== Required work ==
Extract each line holding the word "Food" from the entries.

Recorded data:

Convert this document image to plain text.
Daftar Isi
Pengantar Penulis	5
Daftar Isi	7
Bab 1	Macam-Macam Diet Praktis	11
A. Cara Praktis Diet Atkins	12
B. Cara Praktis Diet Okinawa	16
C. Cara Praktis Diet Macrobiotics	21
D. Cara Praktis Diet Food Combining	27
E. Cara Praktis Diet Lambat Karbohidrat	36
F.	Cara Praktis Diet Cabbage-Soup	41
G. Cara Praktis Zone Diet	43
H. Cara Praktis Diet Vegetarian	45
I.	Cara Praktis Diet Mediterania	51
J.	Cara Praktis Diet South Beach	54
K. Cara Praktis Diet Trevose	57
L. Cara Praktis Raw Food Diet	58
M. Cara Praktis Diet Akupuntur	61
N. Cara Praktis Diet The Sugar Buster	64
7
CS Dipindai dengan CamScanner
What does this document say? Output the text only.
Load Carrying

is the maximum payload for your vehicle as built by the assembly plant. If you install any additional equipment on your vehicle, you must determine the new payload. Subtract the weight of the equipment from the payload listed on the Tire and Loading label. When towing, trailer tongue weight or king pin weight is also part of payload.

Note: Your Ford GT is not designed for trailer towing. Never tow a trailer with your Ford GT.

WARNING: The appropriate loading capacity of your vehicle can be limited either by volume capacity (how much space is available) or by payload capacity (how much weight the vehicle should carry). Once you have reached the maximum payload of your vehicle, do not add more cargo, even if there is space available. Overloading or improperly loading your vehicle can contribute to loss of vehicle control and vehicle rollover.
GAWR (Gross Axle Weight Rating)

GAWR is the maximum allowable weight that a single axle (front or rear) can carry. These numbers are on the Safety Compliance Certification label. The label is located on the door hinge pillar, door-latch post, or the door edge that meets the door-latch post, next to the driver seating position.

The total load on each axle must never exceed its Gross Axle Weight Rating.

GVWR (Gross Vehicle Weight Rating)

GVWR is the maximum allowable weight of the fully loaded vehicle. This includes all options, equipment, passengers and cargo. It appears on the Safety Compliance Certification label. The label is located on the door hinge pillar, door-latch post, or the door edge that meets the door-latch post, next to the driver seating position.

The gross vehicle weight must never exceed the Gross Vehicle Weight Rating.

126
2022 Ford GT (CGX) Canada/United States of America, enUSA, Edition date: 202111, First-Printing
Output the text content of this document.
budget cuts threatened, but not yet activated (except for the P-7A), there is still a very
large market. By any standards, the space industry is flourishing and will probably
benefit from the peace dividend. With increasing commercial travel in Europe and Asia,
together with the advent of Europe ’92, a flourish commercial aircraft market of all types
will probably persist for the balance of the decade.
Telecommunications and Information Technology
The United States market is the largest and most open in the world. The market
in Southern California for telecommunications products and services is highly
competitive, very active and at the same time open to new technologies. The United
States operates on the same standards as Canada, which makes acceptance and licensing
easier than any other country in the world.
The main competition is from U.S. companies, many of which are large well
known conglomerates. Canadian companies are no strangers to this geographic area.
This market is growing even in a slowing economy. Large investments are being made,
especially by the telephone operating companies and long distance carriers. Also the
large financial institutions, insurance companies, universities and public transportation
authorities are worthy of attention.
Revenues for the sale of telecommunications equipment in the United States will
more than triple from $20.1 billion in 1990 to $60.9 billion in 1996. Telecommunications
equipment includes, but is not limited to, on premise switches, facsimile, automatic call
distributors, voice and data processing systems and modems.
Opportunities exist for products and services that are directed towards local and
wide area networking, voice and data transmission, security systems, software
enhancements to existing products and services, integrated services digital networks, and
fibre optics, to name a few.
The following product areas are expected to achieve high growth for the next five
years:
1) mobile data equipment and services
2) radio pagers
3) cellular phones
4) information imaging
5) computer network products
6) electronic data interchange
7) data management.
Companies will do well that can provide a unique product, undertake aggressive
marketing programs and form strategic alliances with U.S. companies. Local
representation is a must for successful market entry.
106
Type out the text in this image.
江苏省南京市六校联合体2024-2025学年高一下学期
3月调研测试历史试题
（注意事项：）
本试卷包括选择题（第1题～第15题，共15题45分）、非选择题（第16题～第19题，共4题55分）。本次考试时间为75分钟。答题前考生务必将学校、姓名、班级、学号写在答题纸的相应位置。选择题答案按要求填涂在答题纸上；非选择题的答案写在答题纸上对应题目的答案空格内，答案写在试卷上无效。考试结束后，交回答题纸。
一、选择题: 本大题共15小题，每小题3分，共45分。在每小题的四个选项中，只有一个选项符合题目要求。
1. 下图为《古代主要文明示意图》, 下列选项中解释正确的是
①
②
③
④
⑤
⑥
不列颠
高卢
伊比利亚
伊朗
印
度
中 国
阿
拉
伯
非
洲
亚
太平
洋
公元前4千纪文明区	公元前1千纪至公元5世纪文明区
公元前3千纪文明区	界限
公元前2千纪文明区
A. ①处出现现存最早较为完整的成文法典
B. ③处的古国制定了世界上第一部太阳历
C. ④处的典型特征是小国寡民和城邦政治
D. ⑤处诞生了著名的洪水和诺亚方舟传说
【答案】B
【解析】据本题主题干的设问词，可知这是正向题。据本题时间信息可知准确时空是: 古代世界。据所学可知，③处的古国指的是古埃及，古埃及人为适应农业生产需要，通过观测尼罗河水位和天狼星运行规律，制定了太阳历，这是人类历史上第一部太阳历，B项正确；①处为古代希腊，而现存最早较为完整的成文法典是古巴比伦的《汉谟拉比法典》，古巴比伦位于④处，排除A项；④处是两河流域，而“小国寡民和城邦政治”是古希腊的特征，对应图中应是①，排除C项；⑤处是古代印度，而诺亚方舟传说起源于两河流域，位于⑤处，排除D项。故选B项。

== Response ==
D. Cara Praktis Diet Food Combining	27
L. Cara Praktis Raw Food Diet	58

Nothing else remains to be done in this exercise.